ENTRIES PROVIDED:
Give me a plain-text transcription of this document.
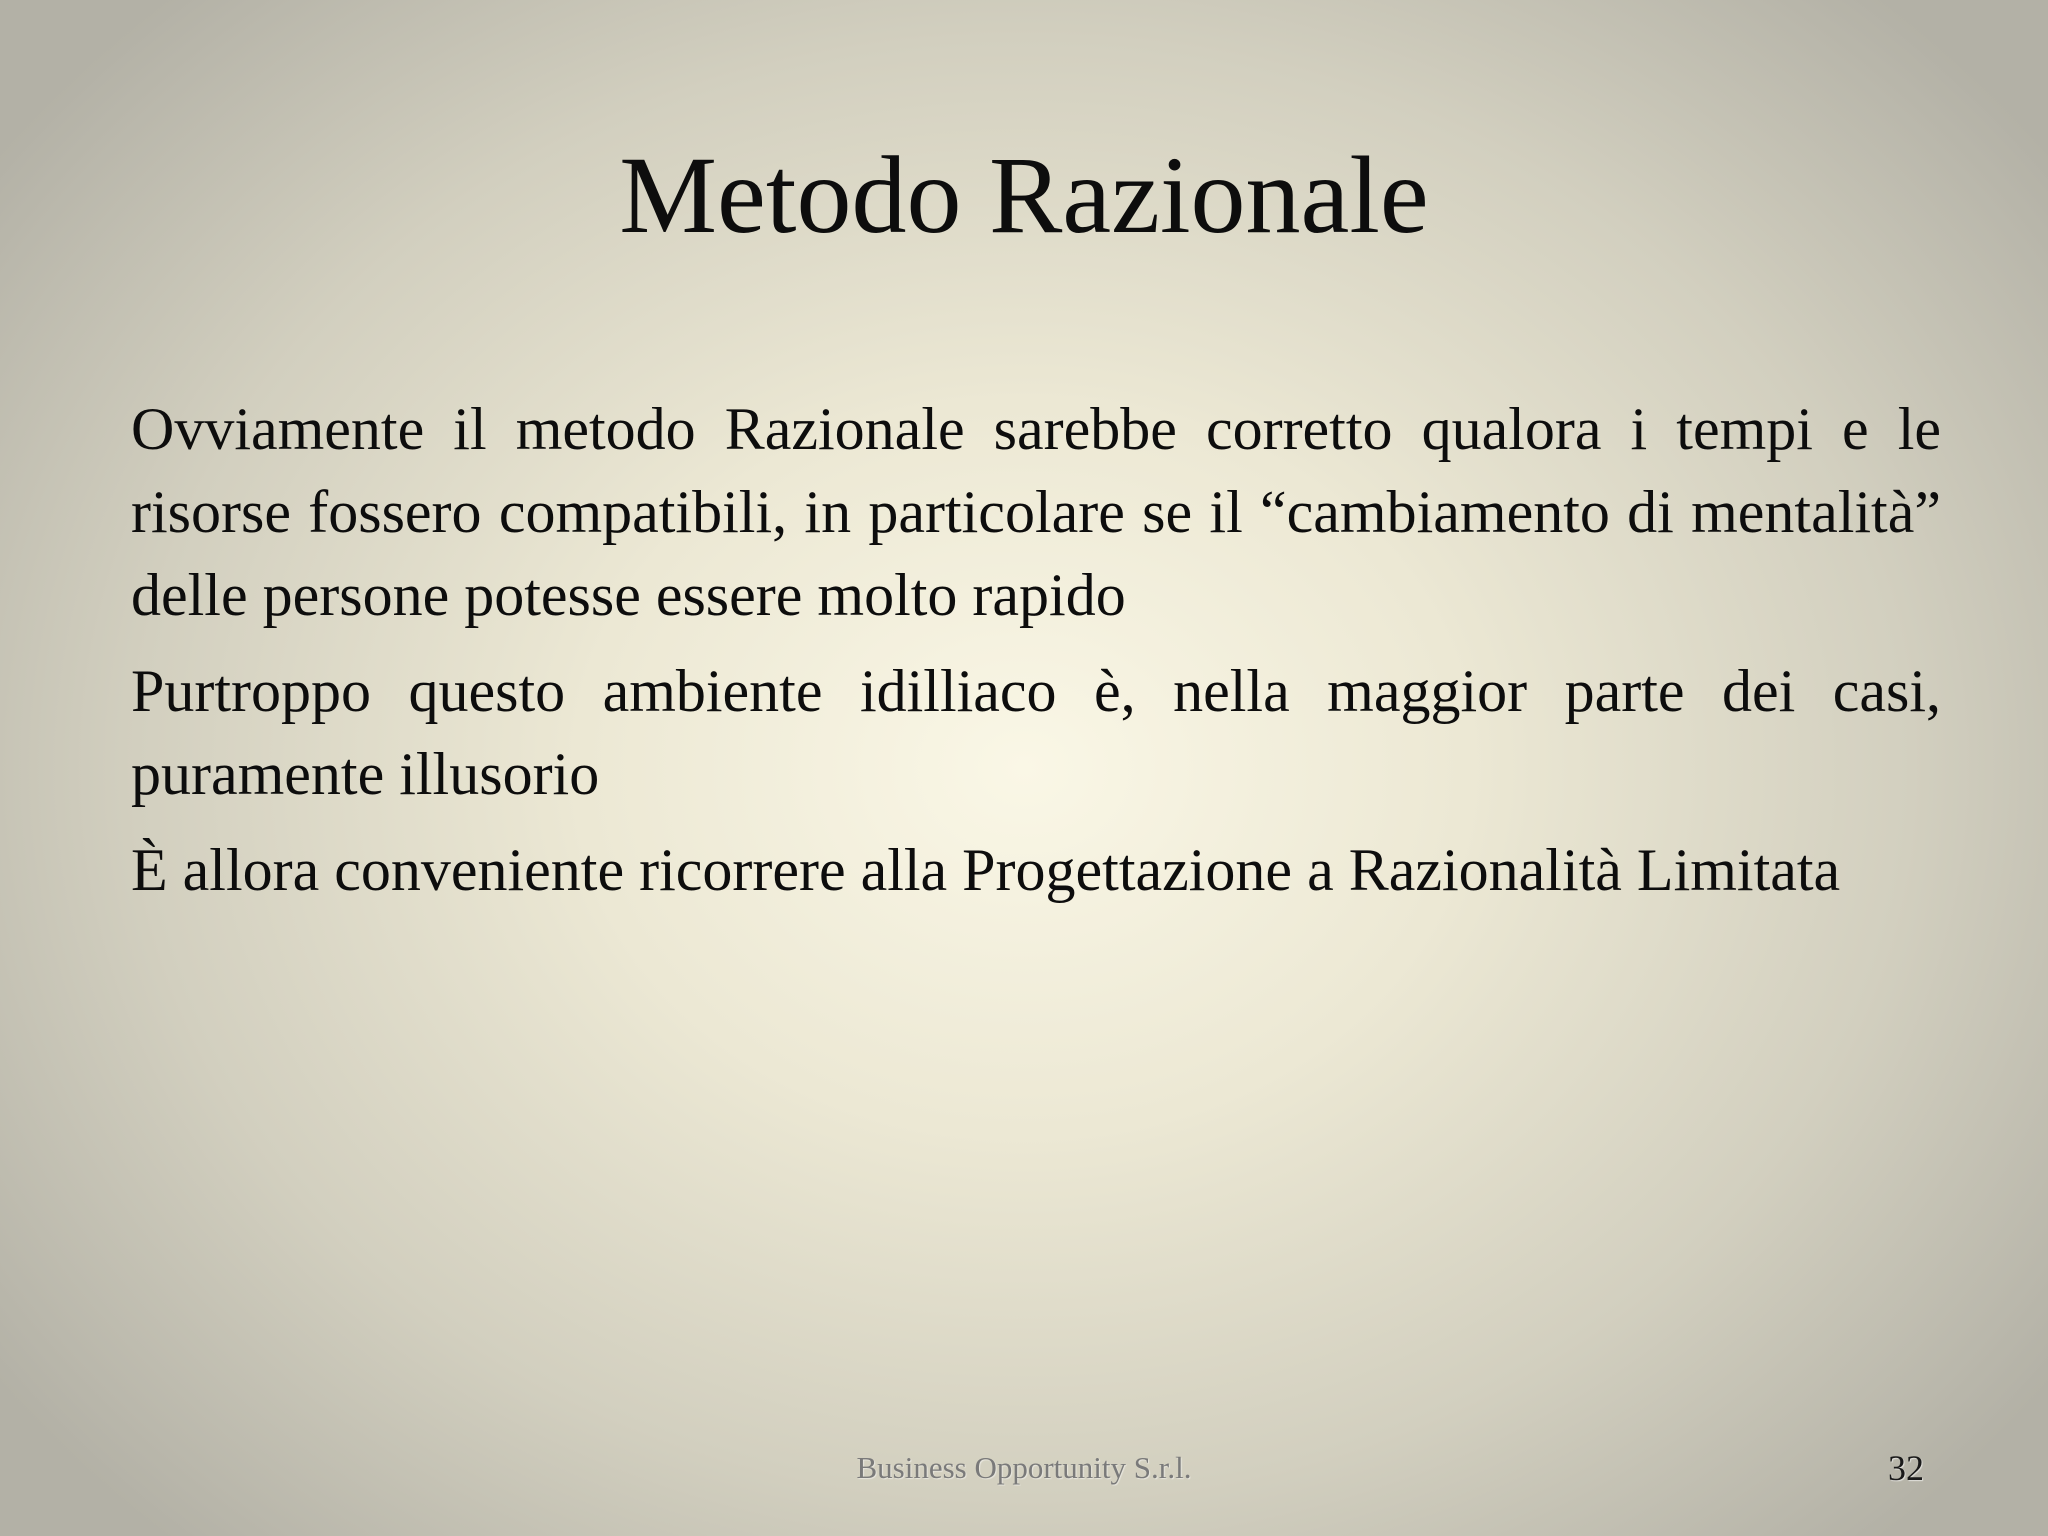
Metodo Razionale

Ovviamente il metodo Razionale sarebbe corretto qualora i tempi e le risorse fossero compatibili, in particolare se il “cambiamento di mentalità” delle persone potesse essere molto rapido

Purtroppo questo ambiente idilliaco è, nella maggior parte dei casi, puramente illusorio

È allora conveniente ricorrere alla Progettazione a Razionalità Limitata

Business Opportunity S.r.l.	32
* * *
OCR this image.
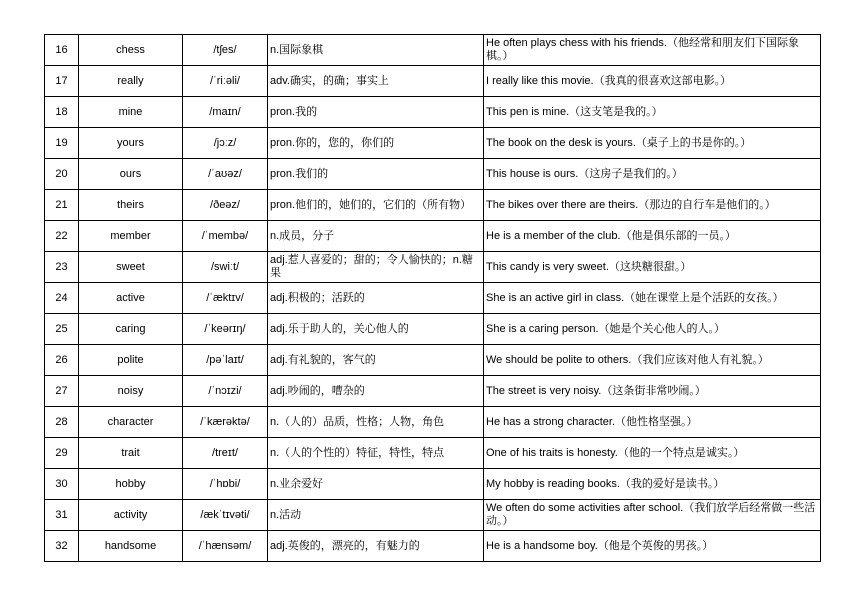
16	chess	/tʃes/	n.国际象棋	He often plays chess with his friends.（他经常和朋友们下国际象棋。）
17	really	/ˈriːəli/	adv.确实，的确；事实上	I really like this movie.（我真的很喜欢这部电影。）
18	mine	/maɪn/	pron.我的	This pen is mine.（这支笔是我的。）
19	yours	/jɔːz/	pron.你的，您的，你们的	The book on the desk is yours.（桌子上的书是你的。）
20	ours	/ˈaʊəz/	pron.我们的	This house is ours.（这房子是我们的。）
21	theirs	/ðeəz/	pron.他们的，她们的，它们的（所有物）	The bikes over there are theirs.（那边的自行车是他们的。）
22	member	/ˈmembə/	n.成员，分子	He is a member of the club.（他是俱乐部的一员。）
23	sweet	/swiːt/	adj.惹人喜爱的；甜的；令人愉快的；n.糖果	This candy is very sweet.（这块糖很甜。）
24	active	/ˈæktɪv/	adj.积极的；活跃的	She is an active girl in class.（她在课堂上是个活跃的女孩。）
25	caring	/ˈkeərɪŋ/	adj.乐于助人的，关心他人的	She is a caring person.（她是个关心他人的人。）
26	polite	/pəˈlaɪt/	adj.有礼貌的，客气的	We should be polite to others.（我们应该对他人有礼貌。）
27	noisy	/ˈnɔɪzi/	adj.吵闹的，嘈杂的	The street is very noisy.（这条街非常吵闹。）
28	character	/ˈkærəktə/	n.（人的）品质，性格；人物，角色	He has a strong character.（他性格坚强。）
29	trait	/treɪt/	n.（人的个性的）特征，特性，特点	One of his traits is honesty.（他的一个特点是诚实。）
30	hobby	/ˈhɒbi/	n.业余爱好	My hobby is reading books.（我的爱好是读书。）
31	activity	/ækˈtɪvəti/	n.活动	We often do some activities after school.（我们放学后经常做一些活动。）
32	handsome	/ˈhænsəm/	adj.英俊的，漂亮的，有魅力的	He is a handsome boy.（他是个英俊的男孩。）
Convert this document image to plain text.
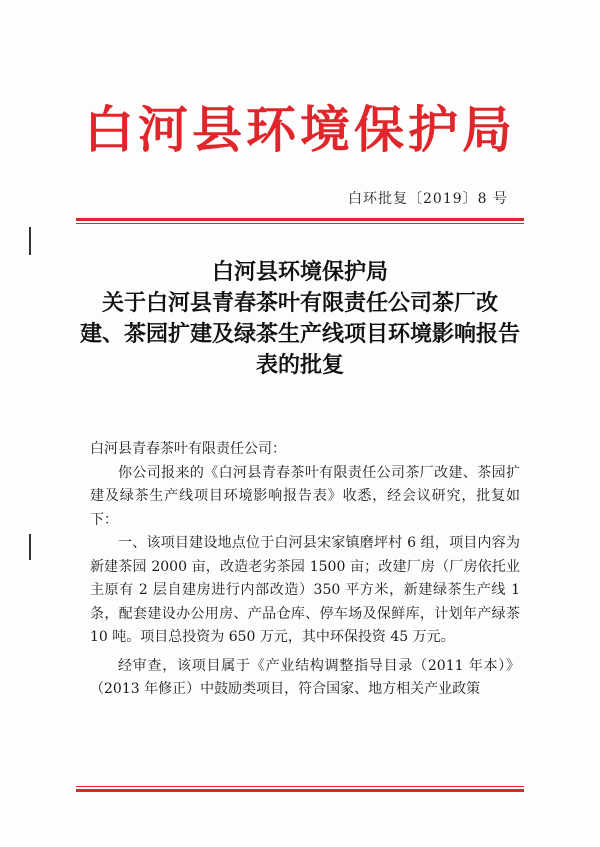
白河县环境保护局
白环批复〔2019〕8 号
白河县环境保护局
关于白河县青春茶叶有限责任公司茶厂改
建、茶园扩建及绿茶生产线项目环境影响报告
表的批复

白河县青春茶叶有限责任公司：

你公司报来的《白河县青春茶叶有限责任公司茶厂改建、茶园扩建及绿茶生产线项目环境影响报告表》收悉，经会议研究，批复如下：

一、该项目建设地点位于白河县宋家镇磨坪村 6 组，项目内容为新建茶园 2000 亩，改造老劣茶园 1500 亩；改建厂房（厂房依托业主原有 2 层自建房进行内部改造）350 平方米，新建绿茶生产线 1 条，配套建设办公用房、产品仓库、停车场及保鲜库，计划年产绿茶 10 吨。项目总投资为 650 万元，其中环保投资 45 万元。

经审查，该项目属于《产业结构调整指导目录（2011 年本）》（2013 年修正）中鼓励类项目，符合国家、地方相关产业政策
==
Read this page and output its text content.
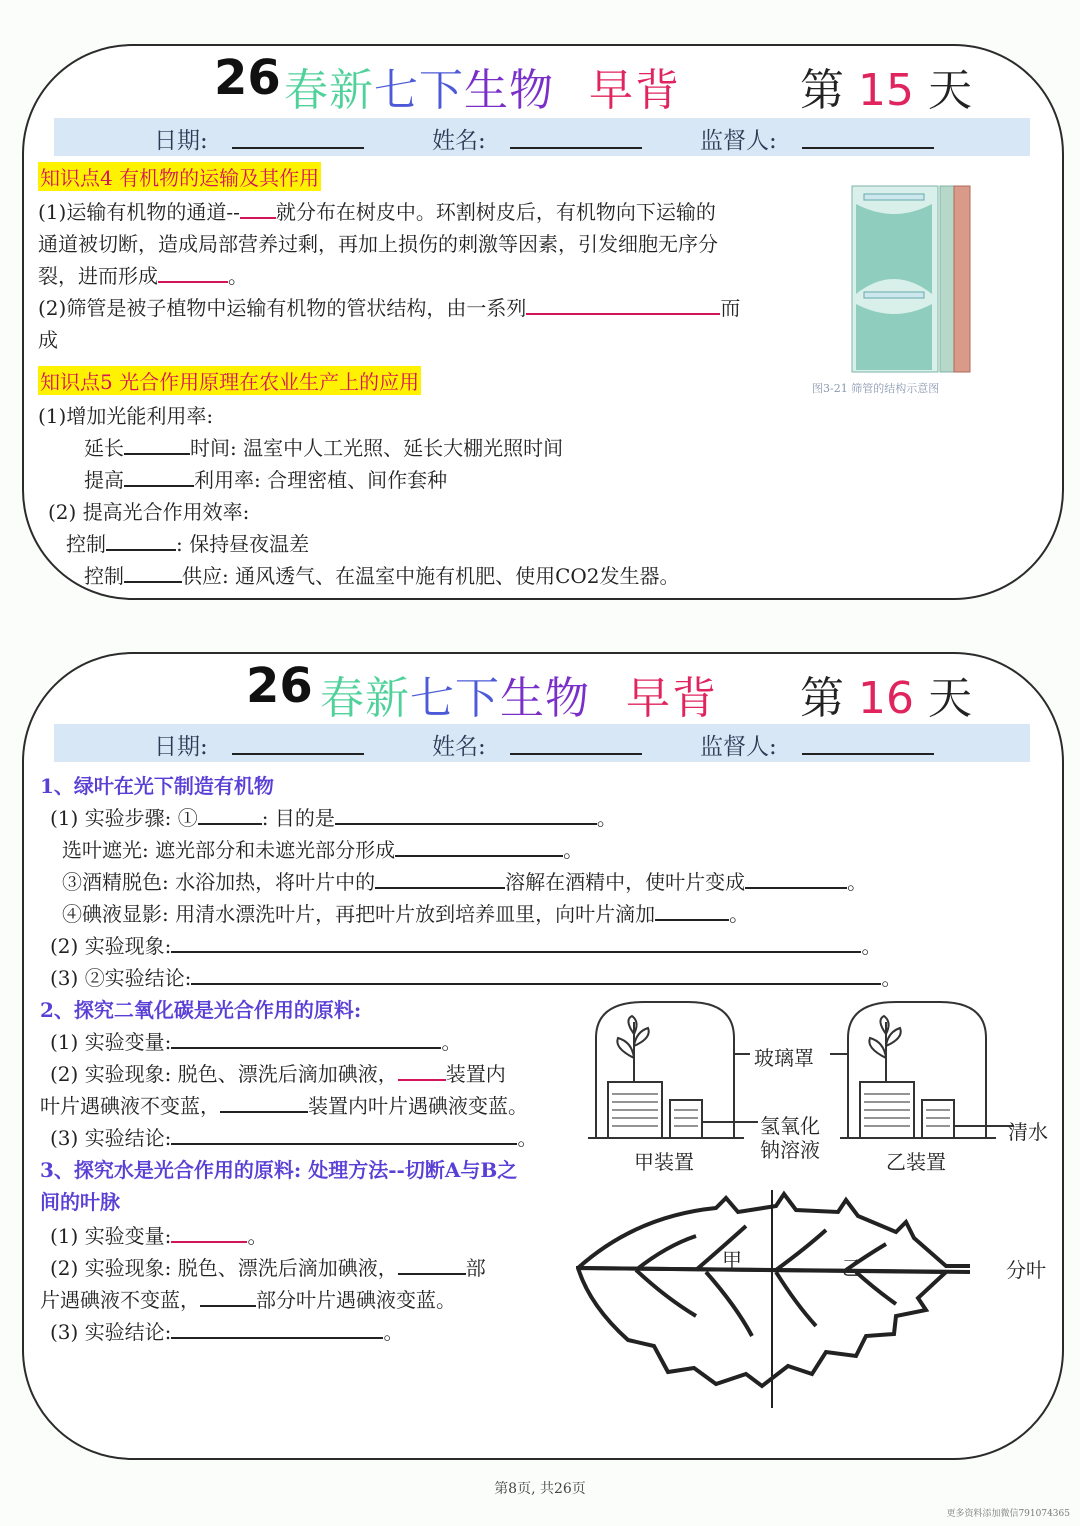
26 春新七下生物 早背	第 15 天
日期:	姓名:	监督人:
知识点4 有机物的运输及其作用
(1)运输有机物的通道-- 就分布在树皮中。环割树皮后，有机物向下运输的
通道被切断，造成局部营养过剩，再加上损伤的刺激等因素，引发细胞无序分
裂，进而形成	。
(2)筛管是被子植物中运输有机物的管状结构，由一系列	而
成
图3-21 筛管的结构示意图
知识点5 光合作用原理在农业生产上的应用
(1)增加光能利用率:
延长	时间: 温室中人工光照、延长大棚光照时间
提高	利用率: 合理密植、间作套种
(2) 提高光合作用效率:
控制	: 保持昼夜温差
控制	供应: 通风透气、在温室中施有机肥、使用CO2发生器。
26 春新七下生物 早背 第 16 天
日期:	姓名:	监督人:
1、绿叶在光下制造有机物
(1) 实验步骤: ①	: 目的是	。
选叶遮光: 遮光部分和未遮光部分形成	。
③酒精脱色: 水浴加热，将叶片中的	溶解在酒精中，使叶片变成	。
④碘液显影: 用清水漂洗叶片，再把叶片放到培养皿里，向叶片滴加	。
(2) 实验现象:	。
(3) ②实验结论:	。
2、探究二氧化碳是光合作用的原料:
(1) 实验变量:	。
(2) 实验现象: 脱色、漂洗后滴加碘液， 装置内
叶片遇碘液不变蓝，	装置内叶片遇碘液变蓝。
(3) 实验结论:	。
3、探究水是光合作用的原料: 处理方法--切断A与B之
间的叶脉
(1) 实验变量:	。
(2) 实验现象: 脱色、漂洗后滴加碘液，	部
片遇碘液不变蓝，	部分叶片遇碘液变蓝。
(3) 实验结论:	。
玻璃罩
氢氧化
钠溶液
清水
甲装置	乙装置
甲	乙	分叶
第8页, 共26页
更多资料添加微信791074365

WHAT TO DO:
Pull every line containing "often" out of the records.

SOLVED EXERCISE:
16	chess	/tʃes/	n.国际象棋	He often plays chess with his friends.（他经常和朋友们下国际象棋。）
31	activity	/ækˈtɪvəti/	n.活动	We often do some activities after school.（我们放学后经常做一些活动。）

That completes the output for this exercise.